I see you were involved in a November 2015 ANI case. I invite you to the case request. --George Ho (talk) 18:23, 6 October 2016 (UTC)

Please comment on Talk:James Watson

 Done

The feedback request service is asking for participation in this request for comment on Talk:James Watson. Legobot (talk) 04:23, 10 October 2016 (UTC)

As you're more in touch with the MOS than I am...

Is the sprinkling of Chinese characters throughout articles, such as at Lu Yi (Tang dynasty), permitted? I run across these occasionally and have always wondered. Ealdgyth - Talk 16:08, 10 October 2016 (UTC)

@Ealdgyth: That's way too much. It should be done in the lead for the subject, and is often done with words (about which we have no article), but it need not be done for proper names mentioned in passing, most especially those about which we have articles (whose own leads give them in Chinese script). The purposes of including the Chinese script are a) search (find the article via the Chinese name), and (for words) b) specificity, since our transcription to things like ma is not precise (there are something like 8 Chinese words with different tonal pronunciations that can be rendered ma in roman script). I would raise this at MoS subpage for Chinese subjects and see if the guideline needs clarification (or raise it at the main MoS talk page if too few people respond at the subpage's talk page).  — SMcCandlish ¢ ≽ʌⱷ҅ʌ≼  19:43, 12 October 2016 (UTC)

**EXERCISE REQUIREMENTS:**
1) Which usernames sign the messages in the talk page excerpt? List each one once.
2) In the records, copy the lines from the line containing "For 10 of the" to the line containing "Enumerate the UI", including both. Leave out the pictures.

**EXTRACTED INFORMATION:**

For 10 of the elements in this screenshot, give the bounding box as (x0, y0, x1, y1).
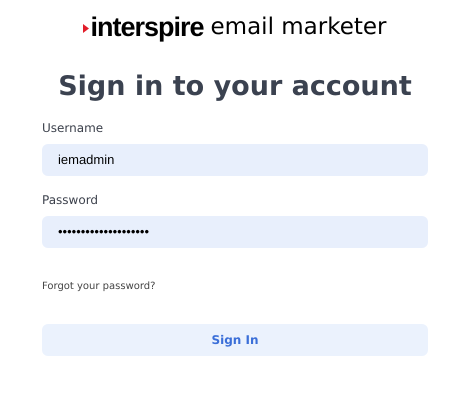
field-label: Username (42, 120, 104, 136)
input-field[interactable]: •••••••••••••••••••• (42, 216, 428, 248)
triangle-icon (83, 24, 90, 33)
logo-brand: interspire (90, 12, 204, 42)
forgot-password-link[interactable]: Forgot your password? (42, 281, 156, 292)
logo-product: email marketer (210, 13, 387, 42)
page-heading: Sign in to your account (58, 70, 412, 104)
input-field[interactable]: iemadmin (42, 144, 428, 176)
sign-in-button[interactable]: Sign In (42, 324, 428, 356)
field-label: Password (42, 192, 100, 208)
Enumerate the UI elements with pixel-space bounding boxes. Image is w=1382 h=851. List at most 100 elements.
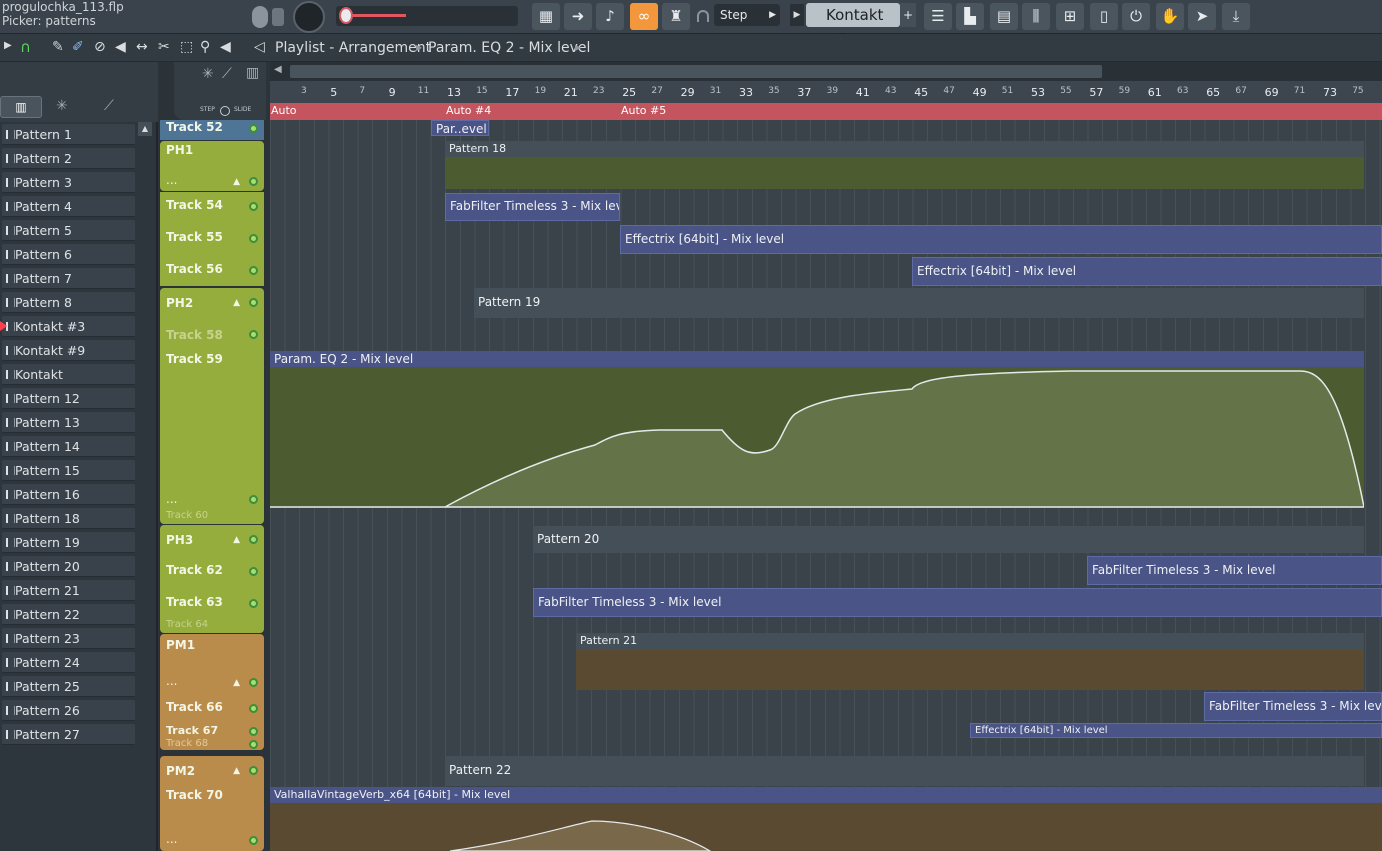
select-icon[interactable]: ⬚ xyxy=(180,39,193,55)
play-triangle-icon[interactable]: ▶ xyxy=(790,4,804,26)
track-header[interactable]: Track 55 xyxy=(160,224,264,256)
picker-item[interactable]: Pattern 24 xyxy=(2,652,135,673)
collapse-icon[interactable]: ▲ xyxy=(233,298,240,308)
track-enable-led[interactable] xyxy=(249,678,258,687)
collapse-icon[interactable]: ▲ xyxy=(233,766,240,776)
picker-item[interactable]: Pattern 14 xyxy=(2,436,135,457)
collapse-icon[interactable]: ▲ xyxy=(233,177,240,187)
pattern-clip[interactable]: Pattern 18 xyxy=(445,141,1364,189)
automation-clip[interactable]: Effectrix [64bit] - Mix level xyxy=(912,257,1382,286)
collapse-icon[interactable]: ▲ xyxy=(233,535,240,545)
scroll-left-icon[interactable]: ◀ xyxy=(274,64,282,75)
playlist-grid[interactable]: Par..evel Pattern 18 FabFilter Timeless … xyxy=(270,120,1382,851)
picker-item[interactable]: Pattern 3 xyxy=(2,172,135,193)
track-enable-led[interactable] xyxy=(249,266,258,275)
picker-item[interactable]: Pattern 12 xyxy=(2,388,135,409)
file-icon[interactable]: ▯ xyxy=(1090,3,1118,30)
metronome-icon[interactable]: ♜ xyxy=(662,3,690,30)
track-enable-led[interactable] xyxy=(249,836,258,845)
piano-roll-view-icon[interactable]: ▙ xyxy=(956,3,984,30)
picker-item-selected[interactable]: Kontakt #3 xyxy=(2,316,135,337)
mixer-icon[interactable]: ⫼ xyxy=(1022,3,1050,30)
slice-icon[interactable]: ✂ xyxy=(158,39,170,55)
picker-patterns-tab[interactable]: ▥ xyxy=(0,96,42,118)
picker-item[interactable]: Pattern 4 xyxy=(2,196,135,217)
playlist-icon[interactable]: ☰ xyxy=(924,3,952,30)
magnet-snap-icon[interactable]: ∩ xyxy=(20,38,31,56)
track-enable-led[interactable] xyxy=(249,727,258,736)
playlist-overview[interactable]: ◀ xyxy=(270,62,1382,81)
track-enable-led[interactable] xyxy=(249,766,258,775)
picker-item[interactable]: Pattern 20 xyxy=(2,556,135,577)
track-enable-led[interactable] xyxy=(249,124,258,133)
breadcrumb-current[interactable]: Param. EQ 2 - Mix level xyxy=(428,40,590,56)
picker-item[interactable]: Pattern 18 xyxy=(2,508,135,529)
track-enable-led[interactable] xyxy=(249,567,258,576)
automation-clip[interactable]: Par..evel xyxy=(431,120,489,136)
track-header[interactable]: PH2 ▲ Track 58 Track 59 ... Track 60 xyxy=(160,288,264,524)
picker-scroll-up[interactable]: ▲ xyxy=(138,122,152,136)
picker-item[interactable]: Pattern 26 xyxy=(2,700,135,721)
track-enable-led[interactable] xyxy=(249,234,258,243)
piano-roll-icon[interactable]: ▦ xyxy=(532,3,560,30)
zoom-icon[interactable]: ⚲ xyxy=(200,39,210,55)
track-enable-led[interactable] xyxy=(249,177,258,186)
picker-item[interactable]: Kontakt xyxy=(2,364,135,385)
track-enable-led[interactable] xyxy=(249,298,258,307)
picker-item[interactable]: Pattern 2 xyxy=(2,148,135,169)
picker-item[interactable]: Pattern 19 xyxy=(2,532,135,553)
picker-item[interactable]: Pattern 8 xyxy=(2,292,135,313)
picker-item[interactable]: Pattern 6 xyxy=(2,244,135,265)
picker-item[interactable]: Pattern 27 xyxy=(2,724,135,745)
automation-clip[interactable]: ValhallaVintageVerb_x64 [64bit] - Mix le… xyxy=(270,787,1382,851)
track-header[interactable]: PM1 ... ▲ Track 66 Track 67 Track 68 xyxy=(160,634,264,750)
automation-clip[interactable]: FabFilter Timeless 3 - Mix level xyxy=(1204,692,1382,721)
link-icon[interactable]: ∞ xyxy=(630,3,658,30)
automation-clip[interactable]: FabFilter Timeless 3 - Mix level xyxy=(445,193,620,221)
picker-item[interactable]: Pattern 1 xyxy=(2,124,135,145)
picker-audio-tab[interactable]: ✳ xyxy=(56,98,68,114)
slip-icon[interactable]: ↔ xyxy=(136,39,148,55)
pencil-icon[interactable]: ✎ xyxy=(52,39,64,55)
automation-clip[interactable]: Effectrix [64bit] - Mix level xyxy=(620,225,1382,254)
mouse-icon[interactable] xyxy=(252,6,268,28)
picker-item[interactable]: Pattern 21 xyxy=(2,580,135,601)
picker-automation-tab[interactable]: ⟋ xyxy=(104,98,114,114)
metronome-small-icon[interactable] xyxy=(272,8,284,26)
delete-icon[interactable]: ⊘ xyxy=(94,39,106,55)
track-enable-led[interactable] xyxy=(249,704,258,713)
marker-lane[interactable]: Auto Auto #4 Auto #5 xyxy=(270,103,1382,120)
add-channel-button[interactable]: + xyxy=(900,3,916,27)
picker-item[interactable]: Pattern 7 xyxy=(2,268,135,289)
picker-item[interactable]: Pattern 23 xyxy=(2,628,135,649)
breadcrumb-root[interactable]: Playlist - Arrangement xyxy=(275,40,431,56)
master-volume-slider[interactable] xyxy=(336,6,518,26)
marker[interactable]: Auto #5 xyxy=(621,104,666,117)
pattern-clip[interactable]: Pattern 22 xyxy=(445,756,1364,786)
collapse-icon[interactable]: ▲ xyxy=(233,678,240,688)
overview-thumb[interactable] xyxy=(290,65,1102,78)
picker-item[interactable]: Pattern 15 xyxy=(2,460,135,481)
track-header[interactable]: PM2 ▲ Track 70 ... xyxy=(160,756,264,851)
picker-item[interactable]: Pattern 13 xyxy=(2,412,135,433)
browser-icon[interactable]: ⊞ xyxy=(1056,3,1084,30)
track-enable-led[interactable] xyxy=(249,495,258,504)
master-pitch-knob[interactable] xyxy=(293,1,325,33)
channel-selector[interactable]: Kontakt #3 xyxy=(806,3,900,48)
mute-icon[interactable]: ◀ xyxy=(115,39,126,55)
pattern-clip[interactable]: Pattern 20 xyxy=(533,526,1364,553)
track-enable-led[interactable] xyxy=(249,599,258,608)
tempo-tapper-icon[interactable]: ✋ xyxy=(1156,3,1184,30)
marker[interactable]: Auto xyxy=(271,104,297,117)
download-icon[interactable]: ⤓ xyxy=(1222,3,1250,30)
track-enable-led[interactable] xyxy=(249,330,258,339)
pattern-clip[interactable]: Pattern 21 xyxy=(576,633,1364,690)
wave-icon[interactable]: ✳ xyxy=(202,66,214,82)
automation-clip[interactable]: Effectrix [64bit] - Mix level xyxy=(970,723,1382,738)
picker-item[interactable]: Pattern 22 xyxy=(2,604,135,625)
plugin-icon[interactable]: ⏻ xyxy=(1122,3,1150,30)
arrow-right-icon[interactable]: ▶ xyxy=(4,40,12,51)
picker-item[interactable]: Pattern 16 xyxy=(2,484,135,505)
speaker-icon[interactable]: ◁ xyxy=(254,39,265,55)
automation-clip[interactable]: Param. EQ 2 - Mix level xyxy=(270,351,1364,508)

---

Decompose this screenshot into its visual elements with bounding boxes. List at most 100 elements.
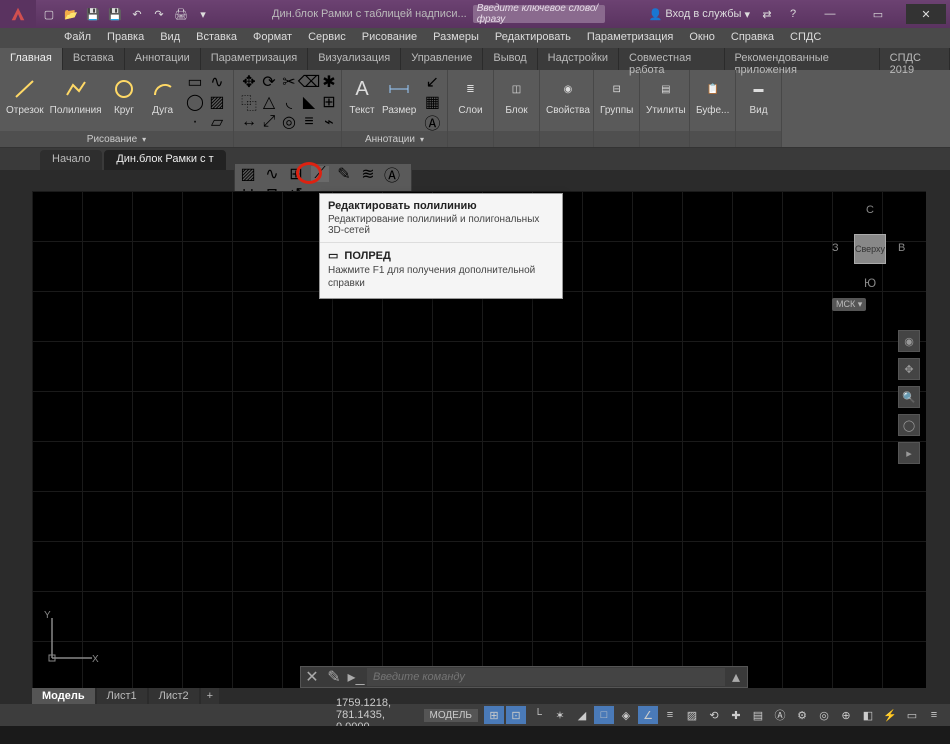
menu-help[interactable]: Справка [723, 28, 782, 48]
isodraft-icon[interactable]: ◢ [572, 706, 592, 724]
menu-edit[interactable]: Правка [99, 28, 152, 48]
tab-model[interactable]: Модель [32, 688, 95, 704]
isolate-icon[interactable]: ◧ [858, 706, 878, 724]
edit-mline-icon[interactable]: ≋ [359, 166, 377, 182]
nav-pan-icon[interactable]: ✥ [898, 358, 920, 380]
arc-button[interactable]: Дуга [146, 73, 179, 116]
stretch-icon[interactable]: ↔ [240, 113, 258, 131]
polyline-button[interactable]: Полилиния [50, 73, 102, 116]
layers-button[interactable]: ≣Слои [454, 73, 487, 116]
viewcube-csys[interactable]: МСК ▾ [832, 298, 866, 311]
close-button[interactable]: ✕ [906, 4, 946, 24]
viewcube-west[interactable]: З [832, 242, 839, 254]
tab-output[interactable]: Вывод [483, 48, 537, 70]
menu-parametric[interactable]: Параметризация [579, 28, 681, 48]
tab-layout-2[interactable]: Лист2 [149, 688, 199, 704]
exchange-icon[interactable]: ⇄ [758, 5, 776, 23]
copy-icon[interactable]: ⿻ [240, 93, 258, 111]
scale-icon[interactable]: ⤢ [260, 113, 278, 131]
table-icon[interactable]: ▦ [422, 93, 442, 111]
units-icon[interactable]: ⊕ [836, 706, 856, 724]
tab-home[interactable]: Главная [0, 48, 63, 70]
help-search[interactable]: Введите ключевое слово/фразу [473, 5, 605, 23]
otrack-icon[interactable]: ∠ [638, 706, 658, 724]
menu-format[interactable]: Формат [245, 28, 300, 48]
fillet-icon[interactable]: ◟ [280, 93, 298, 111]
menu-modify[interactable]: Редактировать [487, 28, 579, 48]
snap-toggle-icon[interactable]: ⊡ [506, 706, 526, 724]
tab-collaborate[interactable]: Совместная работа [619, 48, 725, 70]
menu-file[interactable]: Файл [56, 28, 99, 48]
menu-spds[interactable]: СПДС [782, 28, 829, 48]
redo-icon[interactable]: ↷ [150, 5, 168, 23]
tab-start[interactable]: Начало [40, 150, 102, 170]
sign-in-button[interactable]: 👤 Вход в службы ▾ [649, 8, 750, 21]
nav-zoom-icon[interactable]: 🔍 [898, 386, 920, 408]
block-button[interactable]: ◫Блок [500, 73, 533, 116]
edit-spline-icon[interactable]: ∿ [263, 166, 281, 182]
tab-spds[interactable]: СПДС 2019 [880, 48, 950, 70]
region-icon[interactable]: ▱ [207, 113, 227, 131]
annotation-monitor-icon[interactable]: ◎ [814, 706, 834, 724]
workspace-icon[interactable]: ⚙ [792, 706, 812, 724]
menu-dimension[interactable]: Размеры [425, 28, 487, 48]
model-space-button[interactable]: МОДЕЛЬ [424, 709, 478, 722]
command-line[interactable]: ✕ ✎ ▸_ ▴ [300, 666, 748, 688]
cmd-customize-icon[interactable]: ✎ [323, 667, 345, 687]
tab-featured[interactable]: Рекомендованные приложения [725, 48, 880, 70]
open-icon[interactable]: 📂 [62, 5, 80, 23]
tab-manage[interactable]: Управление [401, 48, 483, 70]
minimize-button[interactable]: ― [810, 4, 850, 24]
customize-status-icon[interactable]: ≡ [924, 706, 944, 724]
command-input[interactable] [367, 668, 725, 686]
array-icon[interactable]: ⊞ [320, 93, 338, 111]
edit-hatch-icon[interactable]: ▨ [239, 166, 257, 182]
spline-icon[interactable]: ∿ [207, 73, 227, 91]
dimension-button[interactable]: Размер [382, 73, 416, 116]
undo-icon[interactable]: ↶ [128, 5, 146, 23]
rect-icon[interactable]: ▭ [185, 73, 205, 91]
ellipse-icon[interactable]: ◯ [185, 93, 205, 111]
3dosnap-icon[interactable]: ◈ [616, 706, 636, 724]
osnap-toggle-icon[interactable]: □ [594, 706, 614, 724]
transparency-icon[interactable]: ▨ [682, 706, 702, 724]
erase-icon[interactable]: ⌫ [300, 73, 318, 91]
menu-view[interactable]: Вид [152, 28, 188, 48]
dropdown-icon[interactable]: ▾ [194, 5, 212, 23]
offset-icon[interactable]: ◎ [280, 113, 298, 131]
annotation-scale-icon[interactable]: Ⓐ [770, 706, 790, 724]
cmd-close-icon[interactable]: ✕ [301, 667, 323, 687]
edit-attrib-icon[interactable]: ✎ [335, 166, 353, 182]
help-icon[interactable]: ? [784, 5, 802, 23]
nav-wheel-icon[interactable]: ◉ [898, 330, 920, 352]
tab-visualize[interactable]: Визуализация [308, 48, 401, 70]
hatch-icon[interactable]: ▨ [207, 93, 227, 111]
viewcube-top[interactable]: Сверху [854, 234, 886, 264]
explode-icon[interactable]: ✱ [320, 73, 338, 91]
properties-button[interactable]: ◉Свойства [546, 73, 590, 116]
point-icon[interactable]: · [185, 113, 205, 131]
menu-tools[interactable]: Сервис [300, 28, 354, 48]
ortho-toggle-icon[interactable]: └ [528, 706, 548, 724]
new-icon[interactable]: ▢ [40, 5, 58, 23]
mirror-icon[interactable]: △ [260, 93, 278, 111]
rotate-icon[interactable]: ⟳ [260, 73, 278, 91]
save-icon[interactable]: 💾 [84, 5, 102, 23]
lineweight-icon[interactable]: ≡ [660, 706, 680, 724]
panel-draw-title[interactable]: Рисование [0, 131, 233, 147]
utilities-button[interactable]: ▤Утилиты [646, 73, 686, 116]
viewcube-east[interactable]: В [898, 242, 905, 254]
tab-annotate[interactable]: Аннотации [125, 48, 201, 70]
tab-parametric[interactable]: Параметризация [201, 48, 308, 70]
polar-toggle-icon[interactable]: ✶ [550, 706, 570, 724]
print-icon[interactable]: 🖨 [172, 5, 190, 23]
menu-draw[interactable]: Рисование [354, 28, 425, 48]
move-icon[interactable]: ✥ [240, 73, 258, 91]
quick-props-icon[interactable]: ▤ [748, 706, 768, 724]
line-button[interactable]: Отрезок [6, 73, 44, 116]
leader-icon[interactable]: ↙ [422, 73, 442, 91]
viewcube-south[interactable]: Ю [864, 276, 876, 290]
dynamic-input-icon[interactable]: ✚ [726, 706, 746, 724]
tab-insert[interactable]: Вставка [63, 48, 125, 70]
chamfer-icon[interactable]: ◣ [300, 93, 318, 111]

**PER-TASK OUTPUTS:**
1)
George Ho
Legobot
Ealdgyth
SMcCandlish

2)
For 10 of the elements in this screenshot, give the bounding box as (x0, y0, x1, y1).
field-label: Username (42, 120, 104, 136)
input-field[interactable]: •••••••••••••••••••• (42, 216, 428, 248)
triangle-icon (83, 24, 90, 33)
logo-brand: interspire (90, 12, 204, 42)
forgot-password-link[interactable]: Forgot your password? (42, 281, 156, 292)
logo-product: email marketer (210, 13, 387, 42)
page-heading: Sign in to your account (58, 70, 412, 104)
input-field[interactable]: iemadmin (42, 144, 428, 176)
sign-in-button[interactable]: Sign In (42, 324, 428, 356)
field-label: Password (42, 192, 100, 208)
Enumerate the UI elements with pixel-space bounding boxes. Image is w=1382 h=851. List at most 100 elements.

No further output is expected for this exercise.